Figure record extracts
---+---
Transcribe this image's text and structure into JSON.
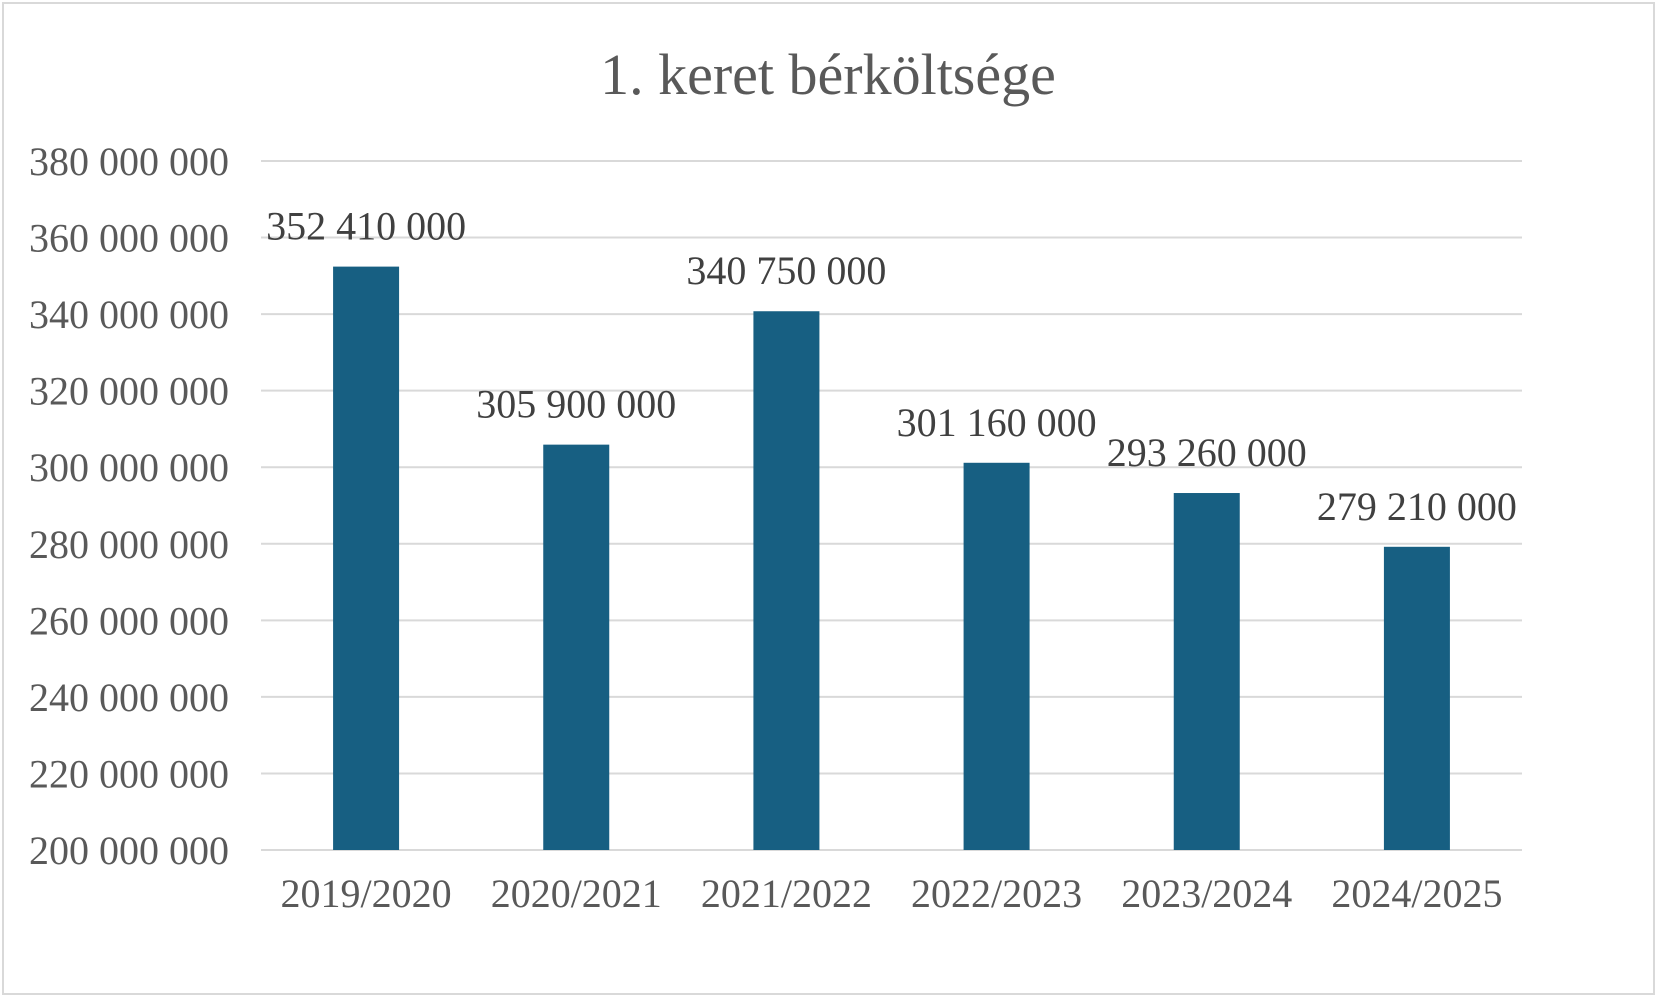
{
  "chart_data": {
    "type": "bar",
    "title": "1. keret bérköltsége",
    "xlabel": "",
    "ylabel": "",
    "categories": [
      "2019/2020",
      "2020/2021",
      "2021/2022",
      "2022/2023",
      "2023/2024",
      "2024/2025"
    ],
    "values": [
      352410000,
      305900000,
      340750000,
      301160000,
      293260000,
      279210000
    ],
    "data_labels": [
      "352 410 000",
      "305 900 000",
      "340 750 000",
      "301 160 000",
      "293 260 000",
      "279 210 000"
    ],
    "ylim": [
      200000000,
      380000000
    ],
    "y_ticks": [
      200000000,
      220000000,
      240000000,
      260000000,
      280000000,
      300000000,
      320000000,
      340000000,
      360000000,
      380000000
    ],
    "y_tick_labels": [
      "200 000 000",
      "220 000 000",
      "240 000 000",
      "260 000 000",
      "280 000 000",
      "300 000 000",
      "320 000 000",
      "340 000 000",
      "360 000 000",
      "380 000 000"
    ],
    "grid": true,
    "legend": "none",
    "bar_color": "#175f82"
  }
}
---+---
Work to do
The entries above are to be returned exactly, without their pictures.

Written answer
Transcribe this image's text and structure into JSON.
{
  "chart_data": {
    "type": "bar",
    "title": "1. keret bérköltsége",
    "xlabel": "",
    "ylabel": "",
    "categories": [
      "2019/2020",
      "2020/2021",
      "2021/2022",
      "2022/2023",
      "2023/2024",
      "2024/2025"
    ],
    "values": [
      352410000,
      305900000,
      340750000,
      301160000,
      293260000,
      279210000
    ],
    "data_labels": [
      "352 410 000",
      "305 900 000",
      "340 750 000",
      "301 160 000",
      "293 260 000",
      "279 210 000"
    ],
    "ylim": [
      200000000,
      380000000
    ],
    "y_ticks": [
      200000000,
      220000000,
      240000000,
      260000000,
      280000000,
      300000000,
      320000000,
      340000000,
      360000000,
      380000000
    ],
    "y_tick_labels": [
      "200 000 000",
      "220 000 000",
      "240 000 000",
      "260 000 000",
      "280 000 000",
      "300 000 000",
      "320 000 000",
      "340 000 000",
      "360 000 000",
      "380 000 000"
    ],
    "grid": true,
    "legend": "none",
    "bar_color": "#175f82"
  }
}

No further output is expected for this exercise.